> **Data rows**:
______________________________
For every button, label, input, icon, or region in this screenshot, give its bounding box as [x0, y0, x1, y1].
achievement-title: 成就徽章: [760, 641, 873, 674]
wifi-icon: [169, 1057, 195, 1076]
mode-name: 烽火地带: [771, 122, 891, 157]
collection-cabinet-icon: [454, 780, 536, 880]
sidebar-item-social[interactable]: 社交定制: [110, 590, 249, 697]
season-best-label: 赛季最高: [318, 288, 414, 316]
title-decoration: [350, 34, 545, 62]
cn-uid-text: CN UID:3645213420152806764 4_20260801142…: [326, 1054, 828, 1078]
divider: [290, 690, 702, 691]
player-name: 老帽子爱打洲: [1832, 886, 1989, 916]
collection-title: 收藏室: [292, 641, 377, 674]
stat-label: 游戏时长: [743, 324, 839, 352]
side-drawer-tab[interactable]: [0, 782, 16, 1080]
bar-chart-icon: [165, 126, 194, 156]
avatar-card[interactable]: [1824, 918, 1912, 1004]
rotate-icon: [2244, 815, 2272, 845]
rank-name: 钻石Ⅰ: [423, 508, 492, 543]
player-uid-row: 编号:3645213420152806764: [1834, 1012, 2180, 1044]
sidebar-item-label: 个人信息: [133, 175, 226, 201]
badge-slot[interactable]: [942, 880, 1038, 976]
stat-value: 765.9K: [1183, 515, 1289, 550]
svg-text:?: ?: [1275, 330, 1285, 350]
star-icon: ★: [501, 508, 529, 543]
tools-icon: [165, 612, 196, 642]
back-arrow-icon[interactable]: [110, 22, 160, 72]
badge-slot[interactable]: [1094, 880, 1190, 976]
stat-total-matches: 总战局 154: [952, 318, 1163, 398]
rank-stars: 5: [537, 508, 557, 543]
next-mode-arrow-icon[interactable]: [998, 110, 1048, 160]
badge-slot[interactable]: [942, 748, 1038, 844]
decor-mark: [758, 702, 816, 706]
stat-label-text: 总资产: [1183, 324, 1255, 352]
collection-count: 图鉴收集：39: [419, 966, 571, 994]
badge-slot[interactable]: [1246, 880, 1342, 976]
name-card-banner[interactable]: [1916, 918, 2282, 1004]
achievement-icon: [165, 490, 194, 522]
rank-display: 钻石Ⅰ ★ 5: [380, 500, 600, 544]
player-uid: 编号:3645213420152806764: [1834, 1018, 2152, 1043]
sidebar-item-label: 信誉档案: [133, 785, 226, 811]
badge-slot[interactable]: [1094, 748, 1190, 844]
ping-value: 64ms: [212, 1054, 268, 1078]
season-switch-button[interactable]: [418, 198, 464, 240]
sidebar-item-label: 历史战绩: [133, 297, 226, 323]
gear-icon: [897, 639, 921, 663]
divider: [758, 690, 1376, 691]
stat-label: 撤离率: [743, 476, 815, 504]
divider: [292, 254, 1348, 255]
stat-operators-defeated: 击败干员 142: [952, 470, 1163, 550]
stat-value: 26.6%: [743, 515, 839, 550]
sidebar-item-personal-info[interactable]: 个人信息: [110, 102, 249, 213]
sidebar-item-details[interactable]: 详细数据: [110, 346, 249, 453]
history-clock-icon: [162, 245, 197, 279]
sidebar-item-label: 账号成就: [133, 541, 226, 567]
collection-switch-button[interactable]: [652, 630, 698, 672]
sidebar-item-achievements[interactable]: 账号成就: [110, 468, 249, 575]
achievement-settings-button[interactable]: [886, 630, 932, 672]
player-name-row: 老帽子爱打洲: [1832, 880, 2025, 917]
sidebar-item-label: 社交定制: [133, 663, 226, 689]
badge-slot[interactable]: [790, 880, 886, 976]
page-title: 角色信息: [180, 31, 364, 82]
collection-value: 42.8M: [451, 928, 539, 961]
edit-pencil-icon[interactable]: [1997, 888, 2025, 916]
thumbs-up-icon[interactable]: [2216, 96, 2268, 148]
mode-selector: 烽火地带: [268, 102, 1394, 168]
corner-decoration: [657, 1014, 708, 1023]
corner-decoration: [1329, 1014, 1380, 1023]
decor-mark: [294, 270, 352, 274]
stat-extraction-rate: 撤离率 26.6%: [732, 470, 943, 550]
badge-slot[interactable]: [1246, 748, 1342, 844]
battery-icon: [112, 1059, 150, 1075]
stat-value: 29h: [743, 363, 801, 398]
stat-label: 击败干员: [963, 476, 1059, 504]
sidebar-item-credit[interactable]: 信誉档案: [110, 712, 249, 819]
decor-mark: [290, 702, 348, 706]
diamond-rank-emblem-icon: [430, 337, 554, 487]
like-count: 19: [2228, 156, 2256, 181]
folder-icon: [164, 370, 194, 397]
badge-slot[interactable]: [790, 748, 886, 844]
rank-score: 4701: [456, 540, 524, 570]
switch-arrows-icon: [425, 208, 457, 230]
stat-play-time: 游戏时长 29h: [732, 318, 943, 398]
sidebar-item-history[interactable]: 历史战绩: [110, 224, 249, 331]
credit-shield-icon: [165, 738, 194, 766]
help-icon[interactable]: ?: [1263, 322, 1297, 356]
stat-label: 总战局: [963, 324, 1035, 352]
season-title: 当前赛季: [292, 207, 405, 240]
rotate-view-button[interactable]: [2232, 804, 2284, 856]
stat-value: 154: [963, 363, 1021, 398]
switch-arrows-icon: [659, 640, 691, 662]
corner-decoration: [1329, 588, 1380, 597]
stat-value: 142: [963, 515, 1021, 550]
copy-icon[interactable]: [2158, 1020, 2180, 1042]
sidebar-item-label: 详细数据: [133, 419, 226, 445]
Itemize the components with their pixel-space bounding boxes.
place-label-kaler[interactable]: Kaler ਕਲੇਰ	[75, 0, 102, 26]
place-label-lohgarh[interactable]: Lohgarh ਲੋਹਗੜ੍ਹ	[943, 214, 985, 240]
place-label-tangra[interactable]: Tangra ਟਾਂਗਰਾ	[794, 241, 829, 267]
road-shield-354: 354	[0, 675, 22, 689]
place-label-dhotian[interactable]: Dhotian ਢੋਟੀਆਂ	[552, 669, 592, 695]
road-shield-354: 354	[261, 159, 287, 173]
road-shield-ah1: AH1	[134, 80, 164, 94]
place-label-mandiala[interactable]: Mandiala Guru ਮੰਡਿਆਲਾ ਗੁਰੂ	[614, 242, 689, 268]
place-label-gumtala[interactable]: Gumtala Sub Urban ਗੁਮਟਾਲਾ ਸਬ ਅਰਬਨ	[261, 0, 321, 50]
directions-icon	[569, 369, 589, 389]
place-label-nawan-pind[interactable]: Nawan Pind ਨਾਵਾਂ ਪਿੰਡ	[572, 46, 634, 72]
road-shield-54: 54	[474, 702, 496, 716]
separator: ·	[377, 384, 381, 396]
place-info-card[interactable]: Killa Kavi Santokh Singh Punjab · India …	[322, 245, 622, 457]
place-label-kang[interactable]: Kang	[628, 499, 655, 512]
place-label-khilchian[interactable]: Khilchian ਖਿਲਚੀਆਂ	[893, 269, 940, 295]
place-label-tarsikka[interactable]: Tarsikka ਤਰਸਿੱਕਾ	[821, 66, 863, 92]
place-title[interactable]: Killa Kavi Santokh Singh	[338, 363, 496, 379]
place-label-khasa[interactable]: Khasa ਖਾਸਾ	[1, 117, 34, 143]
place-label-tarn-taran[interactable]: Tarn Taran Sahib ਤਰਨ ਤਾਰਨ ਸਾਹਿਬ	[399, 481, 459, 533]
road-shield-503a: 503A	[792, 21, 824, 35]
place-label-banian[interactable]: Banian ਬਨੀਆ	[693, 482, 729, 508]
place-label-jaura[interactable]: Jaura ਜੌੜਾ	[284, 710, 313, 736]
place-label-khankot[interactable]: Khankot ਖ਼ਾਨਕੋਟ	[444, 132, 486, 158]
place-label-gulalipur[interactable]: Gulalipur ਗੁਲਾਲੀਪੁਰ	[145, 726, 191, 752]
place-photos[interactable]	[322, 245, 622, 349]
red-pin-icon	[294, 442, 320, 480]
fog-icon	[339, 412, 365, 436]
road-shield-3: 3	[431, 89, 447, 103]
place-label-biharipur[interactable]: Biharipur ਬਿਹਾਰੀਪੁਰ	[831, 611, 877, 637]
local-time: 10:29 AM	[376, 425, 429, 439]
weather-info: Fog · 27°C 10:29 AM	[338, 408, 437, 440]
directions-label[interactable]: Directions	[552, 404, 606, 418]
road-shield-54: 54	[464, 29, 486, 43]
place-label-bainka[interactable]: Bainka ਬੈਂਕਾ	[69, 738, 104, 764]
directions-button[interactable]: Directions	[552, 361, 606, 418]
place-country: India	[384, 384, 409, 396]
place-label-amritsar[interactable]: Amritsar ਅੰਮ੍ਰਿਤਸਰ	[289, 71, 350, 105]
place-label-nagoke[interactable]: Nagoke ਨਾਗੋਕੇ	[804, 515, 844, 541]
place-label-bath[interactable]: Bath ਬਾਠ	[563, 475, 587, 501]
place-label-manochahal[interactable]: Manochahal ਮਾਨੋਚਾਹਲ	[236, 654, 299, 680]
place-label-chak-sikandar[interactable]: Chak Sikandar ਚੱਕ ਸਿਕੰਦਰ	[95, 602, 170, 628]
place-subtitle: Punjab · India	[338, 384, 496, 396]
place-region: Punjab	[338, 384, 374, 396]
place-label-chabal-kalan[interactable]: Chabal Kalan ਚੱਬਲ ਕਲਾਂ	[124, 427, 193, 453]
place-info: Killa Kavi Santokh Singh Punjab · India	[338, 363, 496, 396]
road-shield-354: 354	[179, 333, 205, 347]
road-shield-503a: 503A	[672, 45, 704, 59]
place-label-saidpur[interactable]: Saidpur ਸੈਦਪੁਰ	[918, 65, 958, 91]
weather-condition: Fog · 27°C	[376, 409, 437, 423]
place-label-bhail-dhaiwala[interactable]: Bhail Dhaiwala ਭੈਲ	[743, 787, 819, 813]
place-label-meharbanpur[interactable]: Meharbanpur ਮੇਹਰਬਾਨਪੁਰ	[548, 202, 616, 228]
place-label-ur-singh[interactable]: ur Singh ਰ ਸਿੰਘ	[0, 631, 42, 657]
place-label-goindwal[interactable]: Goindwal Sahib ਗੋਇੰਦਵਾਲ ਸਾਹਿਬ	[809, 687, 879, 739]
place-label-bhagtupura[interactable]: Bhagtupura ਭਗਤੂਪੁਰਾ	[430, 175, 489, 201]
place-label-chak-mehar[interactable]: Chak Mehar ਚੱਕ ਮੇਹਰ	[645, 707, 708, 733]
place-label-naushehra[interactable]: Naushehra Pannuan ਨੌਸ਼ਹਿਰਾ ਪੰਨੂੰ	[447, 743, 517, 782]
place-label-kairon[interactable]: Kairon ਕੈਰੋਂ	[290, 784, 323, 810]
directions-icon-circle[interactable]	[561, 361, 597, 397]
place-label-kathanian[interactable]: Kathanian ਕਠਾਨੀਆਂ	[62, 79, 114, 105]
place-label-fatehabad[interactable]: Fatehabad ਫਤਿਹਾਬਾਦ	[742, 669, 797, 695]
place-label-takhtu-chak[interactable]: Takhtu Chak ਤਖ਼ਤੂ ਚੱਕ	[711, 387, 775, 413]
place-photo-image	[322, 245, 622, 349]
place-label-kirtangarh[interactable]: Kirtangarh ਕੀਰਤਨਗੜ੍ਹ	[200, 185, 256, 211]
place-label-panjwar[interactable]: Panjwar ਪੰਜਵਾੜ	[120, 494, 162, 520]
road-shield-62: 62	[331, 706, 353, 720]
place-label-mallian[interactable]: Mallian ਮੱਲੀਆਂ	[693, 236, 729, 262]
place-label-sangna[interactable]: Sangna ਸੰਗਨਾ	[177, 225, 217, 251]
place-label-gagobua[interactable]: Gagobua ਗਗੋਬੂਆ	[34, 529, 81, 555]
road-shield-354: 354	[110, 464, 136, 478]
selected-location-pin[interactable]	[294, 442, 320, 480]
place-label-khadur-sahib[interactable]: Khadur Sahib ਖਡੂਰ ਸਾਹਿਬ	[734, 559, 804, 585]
______________________________
> **Task instructions**:
Give the stretch of the listing from its first line through the line that contains "title-decoration: [350, 34, 545, 62]" as a JSON list of strings, with one string per line and blank lines omitted.

> **Response**:
[
  "For every button, label, input, icon, or region in this screenshot, give its bounding box as [x0, y0, x1, y1].",
  "achievement-title: 成就徽章: [760, 641, 873, 674]",
  "wifi-icon: [169, 1057, 195, 1076]",
  "mode-name: 烽火地带: [771, 122, 891, 157]",
  "collection-cabinet-icon: [454, 780, 536, 880]",
  "sidebar-item-social[interactable]: 社交定制: [110, 590, 249, 697]",
  "season-best-label: 赛季最高: [318, 288, 414, 316]",
  "title-decoration: [350, 34, 545, 62]"
]